■ Task goal
For each line of the data below that holds "channels", copy the line.

■ Supplied records

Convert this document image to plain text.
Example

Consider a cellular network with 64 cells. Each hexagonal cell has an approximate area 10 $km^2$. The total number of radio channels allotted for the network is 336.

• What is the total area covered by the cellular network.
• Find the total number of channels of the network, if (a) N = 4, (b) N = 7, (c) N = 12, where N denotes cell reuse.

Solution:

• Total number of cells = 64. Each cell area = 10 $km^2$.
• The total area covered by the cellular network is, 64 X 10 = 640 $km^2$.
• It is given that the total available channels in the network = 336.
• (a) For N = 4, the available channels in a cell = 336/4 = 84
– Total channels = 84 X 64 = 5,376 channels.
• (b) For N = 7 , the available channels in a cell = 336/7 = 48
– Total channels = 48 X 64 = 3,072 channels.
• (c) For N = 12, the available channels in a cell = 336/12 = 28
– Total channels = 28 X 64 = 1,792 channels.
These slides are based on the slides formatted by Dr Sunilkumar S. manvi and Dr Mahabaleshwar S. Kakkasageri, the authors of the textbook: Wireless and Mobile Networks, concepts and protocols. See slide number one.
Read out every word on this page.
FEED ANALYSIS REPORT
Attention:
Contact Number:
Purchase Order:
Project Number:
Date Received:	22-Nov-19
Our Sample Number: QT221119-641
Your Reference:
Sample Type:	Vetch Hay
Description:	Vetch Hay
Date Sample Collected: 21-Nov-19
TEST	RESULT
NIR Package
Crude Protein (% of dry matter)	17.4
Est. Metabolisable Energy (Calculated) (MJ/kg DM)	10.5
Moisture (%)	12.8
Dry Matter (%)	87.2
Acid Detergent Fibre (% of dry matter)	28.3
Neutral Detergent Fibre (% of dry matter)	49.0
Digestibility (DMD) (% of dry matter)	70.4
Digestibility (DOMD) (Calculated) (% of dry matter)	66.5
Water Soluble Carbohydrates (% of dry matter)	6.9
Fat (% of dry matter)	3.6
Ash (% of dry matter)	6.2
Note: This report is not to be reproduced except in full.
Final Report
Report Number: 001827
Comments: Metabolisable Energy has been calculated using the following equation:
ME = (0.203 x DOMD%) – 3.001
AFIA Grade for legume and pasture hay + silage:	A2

■ Exercise response
Consider a cellular network with 64 cells. Each hexagonal cell has an approximate area 10 $km^2$. The total number of radio channels allotted for the network is 336.
• Find the total number of channels of the network, if (a) N = 4, (b) N = 7, (c) N = 12, where N denotes cell reuse.
• It is given that the total available channels in the network = 336.
• (a) For N = 4, the available channels in a cell = 336/4 = 84
– Total channels = 84 X 64 = 5,376 channels.
• (b) For N = 7 , the available channels in a cell = 336/7 = 48
– Total channels = 48 X 64 = 3,072 channels.
• (c) For N = 12, the available channels in a cell = 336/12 = 28
– Total channels = 28 X 64 = 1,792 channels.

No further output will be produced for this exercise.